>> Begin Data excerpts

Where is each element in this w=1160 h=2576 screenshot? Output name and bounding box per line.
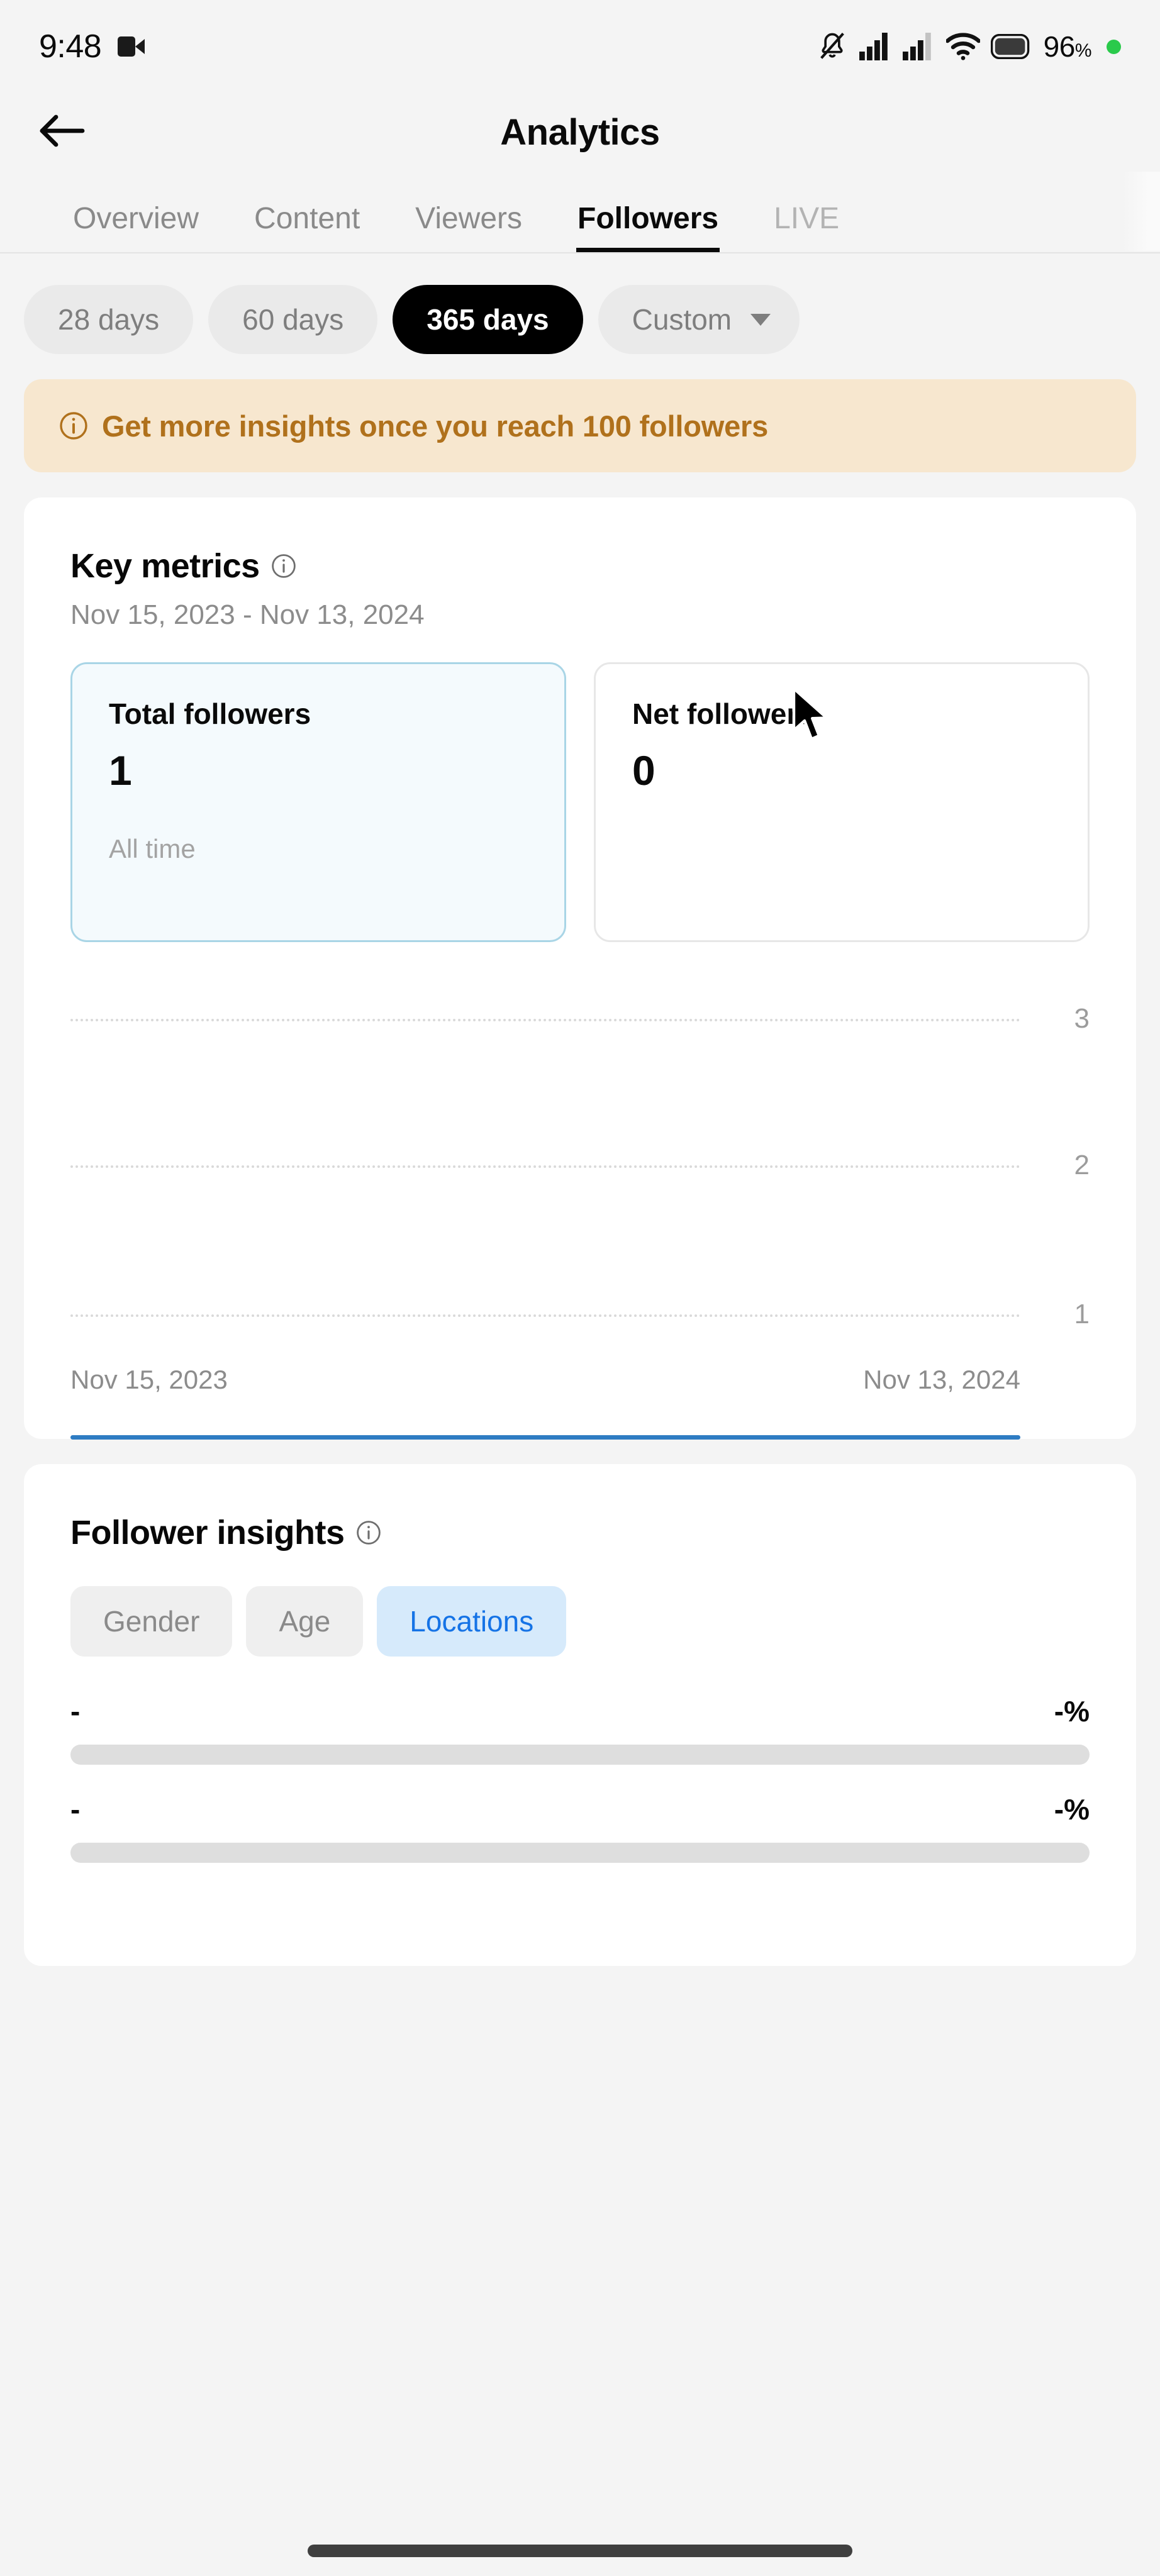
gridline-3 bbox=[70, 1019, 1020, 1021]
chip-60-days[interactable]: 60 days bbox=[208, 285, 378, 354]
metric-label: Total followers bbox=[109, 697, 311, 730]
x-axis-end-label: Nov 13, 2024 bbox=[863, 1365, 1020, 1394]
analytics-tab-bar: Overview Content Viewers Followers LIVE bbox=[0, 172, 1160, 253]
toggle-gender[interactable]: Gender bbox=[70, 1586, 233, 1657]
location-name: - bbox=[70, 1695, 81, 1728]
location-percent: -% bbox=[1054, 1793, 1090, 1826]
status-time: 9:48 bbox=[39, 28, 102, 65]
metric-tile-total-followers[interactable]: Total followers 1 All time bbox=[70, 662, 566, 942]
page-title: Analytics bbox=[500, 112, 660, 153]
date-range-chip-row: 28 days 60 days 365 days Custom bbox=[0, 253, 1160, 354]
chevron-down-icon bbox=[750, 313, 771, 326]
status-bar-right: 96% bbox=[816, 30, 1121, 64]
battery-percent: 96% bbox=[1043, 30, 1092, 63]
info-circle-icon[interactable] bbox=[271, 553, 296, 579]
key-metrics-card: Key metrics Nov 15, 2023 - Nov 13, 2024 … bbox=[24, 497, 1136, 1440]
tab-overflow-fade bbox=[1122, 172, 1160, 251]
follower-insights-title: Follower insights bbox=[70, 1514, 345, 1552]
green-status-dot bbox=[1107, 39, 1121, 54]
tab-overview[interactable]: Overview bbox=[73, 201, 199, 252]
toggle-locations[interactable]: Locations bbox=[377, 1586, 567, 1657]
location-row-header: - -% bbox=[70, 1792, 1090, 1826]
chip-365-days[interactable]: 365 days bbox=[393, 285, 583, 354]
location-row-header: - -% bbox=[70, 1694, 1090, 1728]
tab-viewers[interactable]: Viewers bbox=[415, 201, 522, 252]
tab-live[interactable]: LIVE bbox=[774, 201, 839, 252]
y-tick-label-2: 2 bbox=[1074, 1150, 1090, 1180]
tab-followers[interactable]: Followers bbox=[576, 201, 720, 252]
gridline-2 bbox=[70, 1165, 1020, 1168]
video-camera-icon bbox=[118, 36, 145, 57]
chip-custom-label: Custom bbox=[632, 303, 732, 336]
location-list: - -% - -% bbox=[24, 1657, 1136, 1863]
battery-icon bbox=[990, 34, 1031, 59]
metric-note: All time bbox=[109, 834, 196, 863]
x-axis-start-label: Nov 15, 2023 bbox=[70, 1365, 228, 1394]
y-tick-label-1: 1 bbox=[1074, 1299, 1090, 1330]
app-header: Analytics bbox=[0, 93, 1160, 172]
home-indicator-bar[interactable] bbox=[308, 2545, 852, 2557]
key-metrics-title: Key metrics bbox=[70, 547, 260, 585]
metric-tile-row: Total followers 1 All time Net followers… bbox=[24, 631, 1136, 942]
back-button[interactable] bbox=[36, 108, 87, 158]
chip-28-days[interactable]: 28 days bbox=[24, 285, 194, 354]
list-item: - -% bbox=[70, 1694, 1090, 1765]
follower-insights-card: Follower insights Gender Age Locations -… bbox=[24, 1464, 1136, 1966]
banner-text: Get more insights once you reach 100 fol… bbox=[102, 409, 769, 443]
cellular-signal-icon bbox=[902, 33, 935, 60]
tab-content[interactable]: Content bbox=[254, 201, 360, 252]
metric-tile-net-followers[interactable]: Net followers 0 bbox=[594, 662, 1090, 942]
back-arrow-icon bbox=[38, 113, 85, 152]
chart-x-axis: Nov 15, 2023 Nov 13, 2024 bbox=[70, 1365, 1020, 1439]
key-metrics-date-range: Nov 15, 2023 - Nov 13, 2024 bbox=[70, 599, 425, 630]
location-name: - bbox=[70, 1793, 81, 1826]
location-percent: -% bbox=[1054, 1695, 1090, 1728]
list-item: - -% bbox=[70, 1792, 1090, 1863]
y-tick-label-3: 3 bbox=[1074, 1003, 1090, 1034]
chart-series-line bbox=[70, 1435, 1020, 1440]
follower-insights-header: Follower insights bbox=[24, 1464, 1136, 1552]
status-bar-left: 9:48 bbox=[39, 28, 145, 65]
insights-threshold-banner: Get more insights once you reach 100 fol… bbox=[24, 379, 1136, 472]
metric-value: 0 bbox=[632, 747, 655, 794]
metric-value: 1 bbox=[109, 747, 132, 794]
metric-label: Net followers bbox=[632, 697, 814, 730]
wifi-icon bbox=[945, 33, 980, 60]
location-progress-bar bbox=[70, 1843, 1090, 1863]
insight-toggle-row: Gender Age Locations bbox=[24, 1552, 1136, 1657]
followers-line-chart: 3 2 1 bbox=[70, 981, 1090, 1440]
toggle-age[interactable]: Age bbox=[246, 1586, 364, 1657]
location-progress-bar bbox=[70, 1745, 1090, 1765]
chip-custom-range[interactable]: Custom bbox=[598, 285, 800, 354]
info-circle-icon[interactable] bbox=[356, 1520, 381, 1545]
gridline-1 bbox=[70, 1314, 1020, 1317]
bell-muted-icon bbox=[816, 30, 849, 63]
cellular-signal-icon bbox=[859, 33, 892, 60]
card-bottom-spacer bbox=[24, 1890, 1136, 1966]
status-bar: 9:48 96% bbox=[0, 0, 1160, 93]
key-metrics-header: Key metrics bbox=[24, 497, 1136, 586]
info-circle-icon bbox=[59, 411, 88, 440]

>> End Data excerpts

Update all the entries above, replacing "info-circle-icon" with "info-icon" everywhere it appears and keeping everything else unchanged. Leave the pictures out of your answer.

▶ _Exercise solution_:
Where is each element in this w=1160 h=2576 screenshot? Output name and bounding box per line.
gridline-3 bbox=[70, 1019, 1020, 1021]
chip-60-days[interactable]: 60 days bbox=[208, 285, 378, 354]
metric-label: Total followers bbox=[109, 697, 311, 730]
x-axis-end-label: Nov 13, 2024 bbox=[863, 1365, 1020, 1394]
analytics-tab-bar: Overview Content Viewers Followers LIVE bbox=[0, 172, 1160, 253]
toggle-gender[interactable]: Gender bbox=[70, 1586, 233, 1657]
location-name: - bbox=[70, 1695, 81, 1728]
location-percent: -% bbox=[1054, 1793, 1090, 1826]
status-time: 9:48 bbox=[39, 28, 102, 65]
metric-tile-total-followers[interactable]: Total followers 1 All time bbox=[70, 662, 566, 942]
page-title: Analytics bbox=[500, 112, 660, 153]
date-range-chip-row: 28 days 60 days 365 days Custom bbox=[0, 253, 1160, 354]
chevron-down-icon bbox=[750, 313, 771, 326]
status-bar-right: 96% bbox=[816, 30, 1121, 64]
battery-percent: 96% bbox=[1043, 30, 1092, 63]
info-icon[interactable] bbox=[271, 553, 296, 579]
key-metrics-card: Key metrics Nov 15, 2023 - Nov 13, 2024 … bbox=[24, 497, 1136, 1440]
tab-overflow-fade bbox=[1122, 172, 1160, 251]
follower-insights-title: Follower insights bbox=[70, 1514, 345, 1552]
green-status-dot bbox=[1107, 39, 1121, 54]
tab-overview[interactable]: Overview bbox=[73, 201, 199, 252]
toggle-locations[interactable]: Locations bbox=[377, 1586, 567, 1657]
location-row-header: - -% bbox=[70, 1792, 1090, 1826]
chip-365-days[interactable]: 365 days bbox=[393, 285, 583, 354]
location-row-header: - -% bbox=[70, 1694, 1090, 1728]
tab-viewers[interactable]: Viewers bbox=[415, 201, 522, 252]
tab-live[interactable]: LIVE bbox=[774, 201, 839, 252]
y-tick-label-2: 2 bbox=[1074, 1150, 1090, 1180]
tab-followers[interactable]: Followers bbox=[576, 201, 720, 252]
gridline-2 bbox=[70, 1165, 1020, 1168]
video-camera-icon bbox=[118, 36, 145, 57]
chip-custom-label: Custom bbox=[632, 303, 732, 336]
location-list: - -% - -% bbox=[24, 1657, 1136, 1863]
battery-icon bbox=[990, 34, 1031, 59]
metric-note: All time bbox=[109, 834, 196, 863]
x-axis-start-label: Nov 15, 2023 bbox=[70, 1365, 228, 1394]
y-tick-label-1: 1 bbox=[1074, 1299, 1090, 1330]
app-header: Analytics bbox=[0, 93, 1160, 172]
home-indicator-bar[interactable] bbox=[308, 2545, 852, 2557]
key-metrics-title: Key metrics bbox=[70, 547, 260, 585]
metric-tile-row: Total followers 1 All time Net followers… bbox=[24, 631, 1136, 942]
back-button[interactable] bbox=[36, 108, 87, 158]
chip-28-days[interactable]: 28 days bbox=[24, 285, 194, 354]
list-item: - -% bbox=[70, 1694, 1090, 1765]
follower-insights-card: Follower insights Gender Age Locations -… bbox=[24, 1464, 1136, 1966]
banner-text: Get more insights once you reach 100 fol… bbox=[102, 409, 769, 443]
cellular-signal-icon bbox=[902, 33, 935, 60]
tab-content[interactable]: Content bbox=[254, 201, 360, 252]
metric-tile-net-followers[interactable]: Net followers 0 bbox=[594, 662, 1090, 942]
back-arrow-icon bbox=[38, 113, 85, 152]
chart-x-axis: Nov 15, 2023 Nov 13, 2024 bbox=[70, 1365, 1020, 1439]
key-metrics-date-range: Nov 15, 2023 - Nov 13, 2024 bbox=[70, 599, 425, 630]
location-name: - bbox=[70, 1793, 81, 1826]
location-percent: -% bbox=[1054, 1695, 1090, 1728]
list-item: - -% bbox=[70, 1792, 1090, 1863]
y-tick-label-3: 3 bbox=[1074, 1003, 1090, 1034]
chart-series-line bbox=[70, 1435, 1020, 1440]
follower-insights-header: Follower insights bbox=[24, 1464, 1136, 1552]
status-bar-left: 9:48 bbox=[39, 28, 145, 65]
insights-threshold-banner: Get more insights once you reach 100 fol… bbox=[24, 379, 1136, 472]
metric-value: 0 bbox=[632, 747, 655, 794]
metric-value: 1 bbox=[109, 747, 132, 794]
metric-label: Net followers bbox=[632, 697, 814, 730]
wifi-icon bbox=[945, 33, 980, 60]
location-progress-bar bbox=[70, 1843, 1090, 1863]
insight-toggle-row: Gender Age Locations bbox=[24, 1552, 1136, 1657]
followers-line-chart: 3 2 1 bbox=[70, 981, 1090, 1440]
toggle-age[interactable]: Age bbox=[246, 1586, 364, 1657]
location-progress-bar bbox=[70, 1745, 1090, 1765]
chip-custom-range[interactable]: Custom bbox=[598, 285, 800, 354]
info-icon[interactable] bbox=[356, 1520, 381, 1545]
gridline-1 bbox=[70, 1314, 1020, 1317]
bell-muted-icon bbox=[816, 30, 849, 63]
cellular-signal-icon bbox=[859, 33, 892, 60]
card-bottom-spacer bbox=[24, 1890, 1136, 1966]
status-bar: 9:48 96% bbox=[0, 0, 1160, 93]
key-metrics-header: Key metrics bbox=[24, 497, 1136, 586]
info-icon bbox=[59, 411, 88, 440]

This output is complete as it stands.